- PROBLEM DETAILS
Collect all lines containing the word "text" from the data.

....

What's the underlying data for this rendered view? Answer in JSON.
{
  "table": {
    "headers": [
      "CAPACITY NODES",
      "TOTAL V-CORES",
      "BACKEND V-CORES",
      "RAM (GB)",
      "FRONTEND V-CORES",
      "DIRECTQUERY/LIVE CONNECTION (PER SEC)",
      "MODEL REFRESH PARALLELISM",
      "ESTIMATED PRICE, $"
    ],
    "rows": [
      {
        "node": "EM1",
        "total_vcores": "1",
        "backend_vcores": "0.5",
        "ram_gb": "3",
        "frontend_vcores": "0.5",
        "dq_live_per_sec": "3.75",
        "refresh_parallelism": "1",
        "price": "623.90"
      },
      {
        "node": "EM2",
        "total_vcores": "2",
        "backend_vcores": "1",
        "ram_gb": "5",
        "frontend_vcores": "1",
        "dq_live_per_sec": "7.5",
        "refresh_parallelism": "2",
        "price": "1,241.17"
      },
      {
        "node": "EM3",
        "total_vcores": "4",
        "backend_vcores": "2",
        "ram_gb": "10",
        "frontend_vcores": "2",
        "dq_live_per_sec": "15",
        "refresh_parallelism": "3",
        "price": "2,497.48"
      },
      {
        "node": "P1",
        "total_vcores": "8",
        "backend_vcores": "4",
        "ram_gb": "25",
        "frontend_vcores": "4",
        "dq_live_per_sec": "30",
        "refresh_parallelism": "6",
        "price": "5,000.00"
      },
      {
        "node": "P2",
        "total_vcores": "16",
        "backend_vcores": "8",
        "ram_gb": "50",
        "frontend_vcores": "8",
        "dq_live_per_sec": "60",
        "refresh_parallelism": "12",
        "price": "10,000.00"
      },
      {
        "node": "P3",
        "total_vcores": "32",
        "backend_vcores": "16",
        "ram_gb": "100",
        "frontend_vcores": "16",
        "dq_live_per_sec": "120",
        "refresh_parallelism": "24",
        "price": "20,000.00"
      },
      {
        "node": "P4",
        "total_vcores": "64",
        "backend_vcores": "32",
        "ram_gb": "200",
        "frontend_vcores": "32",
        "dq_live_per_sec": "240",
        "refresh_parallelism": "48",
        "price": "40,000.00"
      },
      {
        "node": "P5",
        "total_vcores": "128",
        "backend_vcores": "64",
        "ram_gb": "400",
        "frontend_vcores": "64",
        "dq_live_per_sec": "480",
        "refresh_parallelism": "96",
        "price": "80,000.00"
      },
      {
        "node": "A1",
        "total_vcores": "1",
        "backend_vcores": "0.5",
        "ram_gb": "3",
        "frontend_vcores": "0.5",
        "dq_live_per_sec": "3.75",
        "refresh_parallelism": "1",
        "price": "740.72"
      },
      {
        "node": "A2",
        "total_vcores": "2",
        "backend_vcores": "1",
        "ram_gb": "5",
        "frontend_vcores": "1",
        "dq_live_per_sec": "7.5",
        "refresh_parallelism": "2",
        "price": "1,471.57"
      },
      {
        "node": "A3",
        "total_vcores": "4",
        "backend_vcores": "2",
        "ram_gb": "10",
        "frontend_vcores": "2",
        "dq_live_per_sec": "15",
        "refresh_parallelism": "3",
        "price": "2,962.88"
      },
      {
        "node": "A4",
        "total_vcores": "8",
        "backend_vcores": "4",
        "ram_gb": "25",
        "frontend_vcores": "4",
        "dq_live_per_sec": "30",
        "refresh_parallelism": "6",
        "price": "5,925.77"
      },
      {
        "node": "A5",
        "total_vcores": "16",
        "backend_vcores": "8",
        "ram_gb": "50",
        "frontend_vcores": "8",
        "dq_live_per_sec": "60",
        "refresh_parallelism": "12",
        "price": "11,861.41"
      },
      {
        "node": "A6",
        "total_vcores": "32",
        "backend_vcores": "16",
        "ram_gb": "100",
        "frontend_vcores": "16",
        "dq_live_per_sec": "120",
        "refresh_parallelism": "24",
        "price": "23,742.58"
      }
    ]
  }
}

....

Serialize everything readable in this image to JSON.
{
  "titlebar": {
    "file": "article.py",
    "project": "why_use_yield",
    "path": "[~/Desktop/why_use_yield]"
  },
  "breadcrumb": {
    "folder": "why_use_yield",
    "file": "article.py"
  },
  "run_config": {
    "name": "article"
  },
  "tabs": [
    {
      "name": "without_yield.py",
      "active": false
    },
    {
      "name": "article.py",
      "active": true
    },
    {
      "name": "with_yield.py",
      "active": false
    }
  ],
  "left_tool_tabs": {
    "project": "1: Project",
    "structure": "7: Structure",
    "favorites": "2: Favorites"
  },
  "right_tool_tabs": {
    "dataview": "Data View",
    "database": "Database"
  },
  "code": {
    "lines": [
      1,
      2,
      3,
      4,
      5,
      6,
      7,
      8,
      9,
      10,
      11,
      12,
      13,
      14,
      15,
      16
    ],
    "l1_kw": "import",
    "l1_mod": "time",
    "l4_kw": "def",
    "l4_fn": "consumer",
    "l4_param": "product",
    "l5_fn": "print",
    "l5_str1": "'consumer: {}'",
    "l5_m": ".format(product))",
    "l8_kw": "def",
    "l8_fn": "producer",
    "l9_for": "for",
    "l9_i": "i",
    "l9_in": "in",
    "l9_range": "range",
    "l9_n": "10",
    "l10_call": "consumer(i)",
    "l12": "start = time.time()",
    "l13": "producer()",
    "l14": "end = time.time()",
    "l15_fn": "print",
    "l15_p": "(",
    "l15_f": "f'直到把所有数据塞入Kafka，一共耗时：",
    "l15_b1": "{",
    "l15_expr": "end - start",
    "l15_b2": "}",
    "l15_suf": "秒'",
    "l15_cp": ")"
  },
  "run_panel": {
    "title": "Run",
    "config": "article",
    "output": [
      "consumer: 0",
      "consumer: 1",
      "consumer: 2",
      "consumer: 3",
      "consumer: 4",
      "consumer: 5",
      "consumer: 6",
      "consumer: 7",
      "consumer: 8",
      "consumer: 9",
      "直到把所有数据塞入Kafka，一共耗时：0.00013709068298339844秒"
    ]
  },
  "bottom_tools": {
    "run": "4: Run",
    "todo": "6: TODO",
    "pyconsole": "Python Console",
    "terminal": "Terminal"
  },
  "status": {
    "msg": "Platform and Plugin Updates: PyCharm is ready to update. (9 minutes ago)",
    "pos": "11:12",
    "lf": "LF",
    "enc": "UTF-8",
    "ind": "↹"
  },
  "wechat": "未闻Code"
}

....

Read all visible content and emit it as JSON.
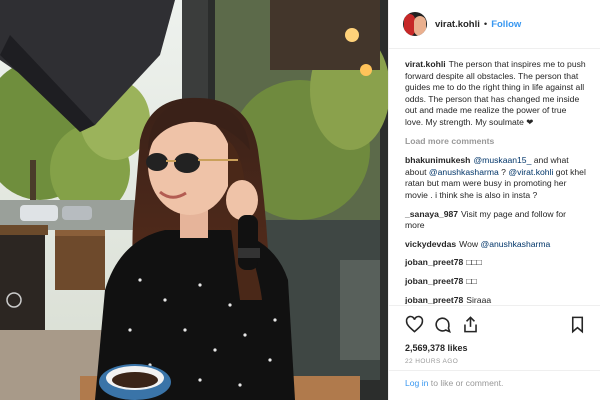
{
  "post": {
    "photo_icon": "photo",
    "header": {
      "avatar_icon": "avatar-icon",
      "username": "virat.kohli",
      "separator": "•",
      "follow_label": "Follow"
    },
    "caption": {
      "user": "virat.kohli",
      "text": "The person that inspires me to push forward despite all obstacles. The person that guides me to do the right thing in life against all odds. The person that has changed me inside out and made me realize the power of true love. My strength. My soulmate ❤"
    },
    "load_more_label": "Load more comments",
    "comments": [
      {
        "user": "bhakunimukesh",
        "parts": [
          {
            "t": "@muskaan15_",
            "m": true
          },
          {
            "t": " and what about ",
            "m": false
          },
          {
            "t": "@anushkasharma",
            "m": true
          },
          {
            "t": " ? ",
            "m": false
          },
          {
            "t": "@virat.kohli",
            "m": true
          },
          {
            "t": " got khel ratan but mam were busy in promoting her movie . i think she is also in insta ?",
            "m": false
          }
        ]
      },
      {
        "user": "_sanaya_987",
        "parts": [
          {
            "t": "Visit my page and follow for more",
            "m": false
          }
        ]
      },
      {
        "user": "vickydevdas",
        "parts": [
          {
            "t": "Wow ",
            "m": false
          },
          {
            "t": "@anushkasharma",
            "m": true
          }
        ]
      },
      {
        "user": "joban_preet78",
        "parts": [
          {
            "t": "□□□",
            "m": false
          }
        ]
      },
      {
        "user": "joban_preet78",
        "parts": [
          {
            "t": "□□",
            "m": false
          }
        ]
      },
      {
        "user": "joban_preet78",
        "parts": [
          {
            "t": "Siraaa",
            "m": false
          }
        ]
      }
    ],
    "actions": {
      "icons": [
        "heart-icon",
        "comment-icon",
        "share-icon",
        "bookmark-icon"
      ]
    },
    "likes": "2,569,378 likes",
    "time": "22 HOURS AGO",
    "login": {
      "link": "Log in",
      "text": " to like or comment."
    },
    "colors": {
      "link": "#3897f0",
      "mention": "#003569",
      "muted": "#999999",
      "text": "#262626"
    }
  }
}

....

- SOLUTION TO THE EXERCISE
      "text": "The person that inspires me to push forward despite all obstacles. The person that guides me to do the right thing in life against all odds. The person that has changed me inside out and made me realize the power of true love. My strength. My soulmate ❤"
      "text": " to like or comment."
      "text": "#262626"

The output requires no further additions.